**WORK TO COMPLETE**
Retype the records below word for word and omit any image.

——————————

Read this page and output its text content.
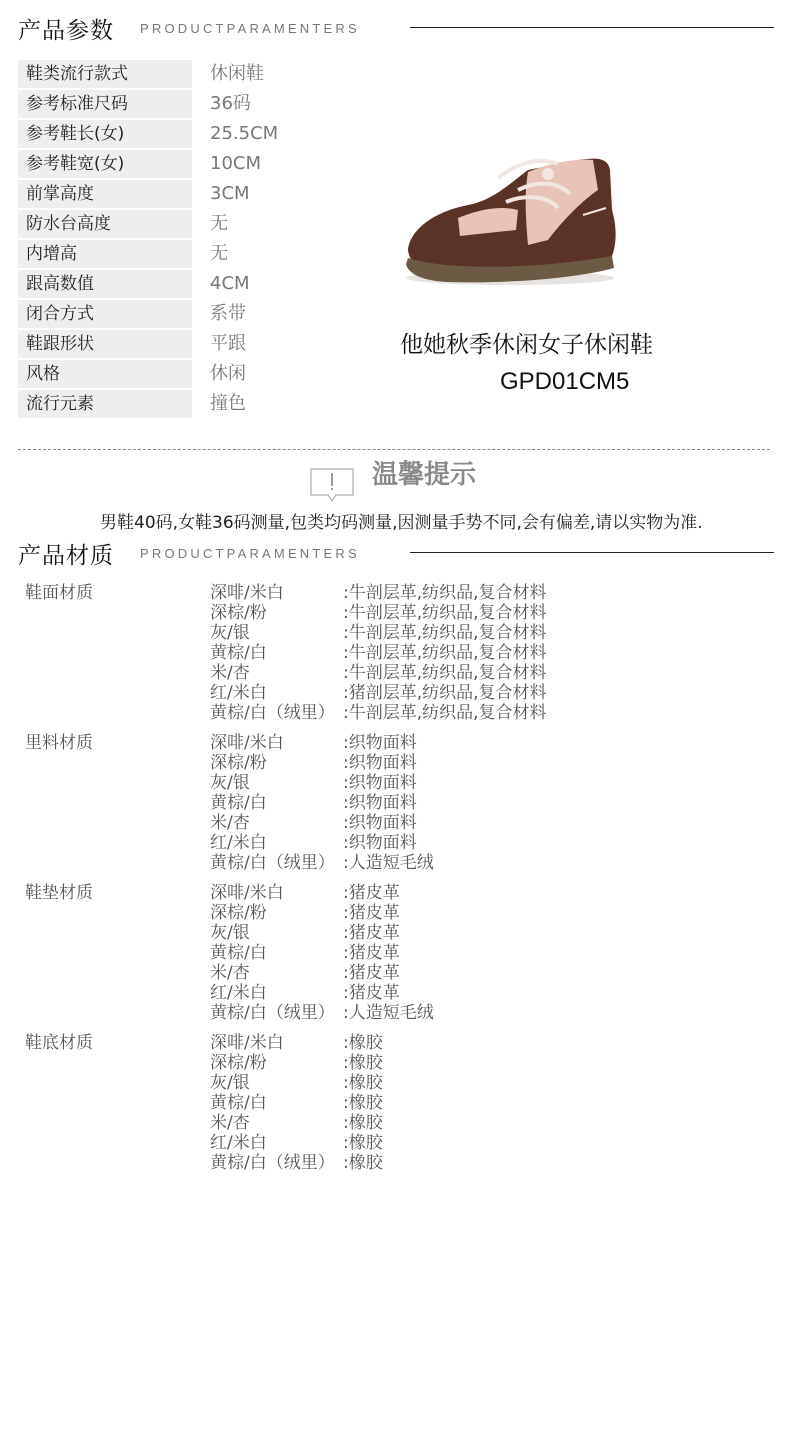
产品参数 PRODUCTPARAMENTERS
鞋类流行款式	休闲鞋
参考标准尺码	36码
参考鞋长(女)	25.5CM
参考鞋宽(女)	10CM
前掌高度	3CM
防水台高度	无
内增高	无
跟高数值	4CM
闭合方式	系带
鞋跟形状	平跟
风格	休闲
流行元素	撞色
他她秋季休闲女子休闲鞋
GPD01CM5
温馨提示
男鞋40码,女鞋36码测量,包类均码测量,因测量手势不同,会有偏差,请以实物为准.
产品材质 PRODUCTPARAMENTERS
鞋面材质	深啡/米白	:牛剖层革,纺织品,复合材料
深棕/粉	:牛剖层革,纺织品,复合材料
灰/银	:牛剖层革,纺织品,复合材料
黄棕/白	:牛剖层革,纺织品,复合材料
米/杏	:牛剖层革,纺织品,复合材料
红/米白	:猪剖层革,纺织品,复合材料
黄棕/白（绒里） :牛剖层革,纺织品,复合材料
里料材质	深啡/米白	:织物面料
深棕/粉	:织物面料
灰/银	:织物面料
黄棕/白	:织物面料
米/杏	:织物面料
红/米白	:织物面料
黄棕/白（绒里） :人造短毛绒
鞋垫材质	深啡/米白	:猪皮革
深棕/粉	:猪皮革
灰/银	:猪皮革
黄棕/白	:猪皮革
米/杏	:猪皮革
红/米白	:猪皮革
黄棕/白（绒里） :人造短毛绒
鞋底材质	深啡/米白	:橡胶
深棕/粉	:橡胶
灰/银	:橡胶
黄棕/白	:橡胶
米/杏	:橡胶
红/米白	:橡胶
黄棕/白（绒里） :橡胶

——————————

**EXERCISE OUTPUT**
Read this page and output its text content.
产品参数 PRODUCTPARAMENTERS
鞋类流行款式	休闲鞋
参考标准尺码	36码
参考鞋长(女)	25.5CM
参考鞋宽(女)	10CM
前掌高度	3CM
防水台高度	无
内增高	无
跟高数值	4CM
闭合方式	系带
鞋跟形状	平跟
风格	休闲
流行元素	撞色
他她秋季休闲女子休闲鞋
GPD01CM5
温馨提示
男鞋40码,女鞋36码测量,包类均码测量,因测量手势不同,会有偏差,请以实物为准.
产品材质 PRODUCTPARAMENTERS
鞋面材质	深啡/米白	:牛剖层革,纺织品,复合材料
深棕/粉	:牛剖层革,纺织品,复合材料
灰/银	:牛剖层革,纺织品,复合材料
黄棕/白	:牛剖层革,纺织品,复合材料
米/杏	:牛剖层革,纺织品,复合材料
红/米白	:猪剖层革,纺织品,复合材料
黄棕/白（绒里） :牛剖层革,纺织品,复合材料
里料材质	深啡/米白	:织物面料
深棕/粉	:织物面料
灰/银	:织物面料
黄棕/白	:织物面料
米/杏	:织物面料
红/米白	:织物面料
黄棕/白（绒里） :人造短毛绒
鞋垫材质	深啡/米白	:猪皮革
深棕/粉	:猪皮革
灰/银	:猪皮革
黄棕/白	:猪皮革
米/杏	:猪皮革
红/米白	:猪皮革
黄棕/白（绒里） :人造短毛绒
鞋底材质	深啡/米白	:橡胶
深棕/粉	:橡胶
灰/银	:橡胶
黄棕/白	:橡胶
米/杏	:橡胶
红/米白	:橡胶
黄棕/白（绒里） :橡胶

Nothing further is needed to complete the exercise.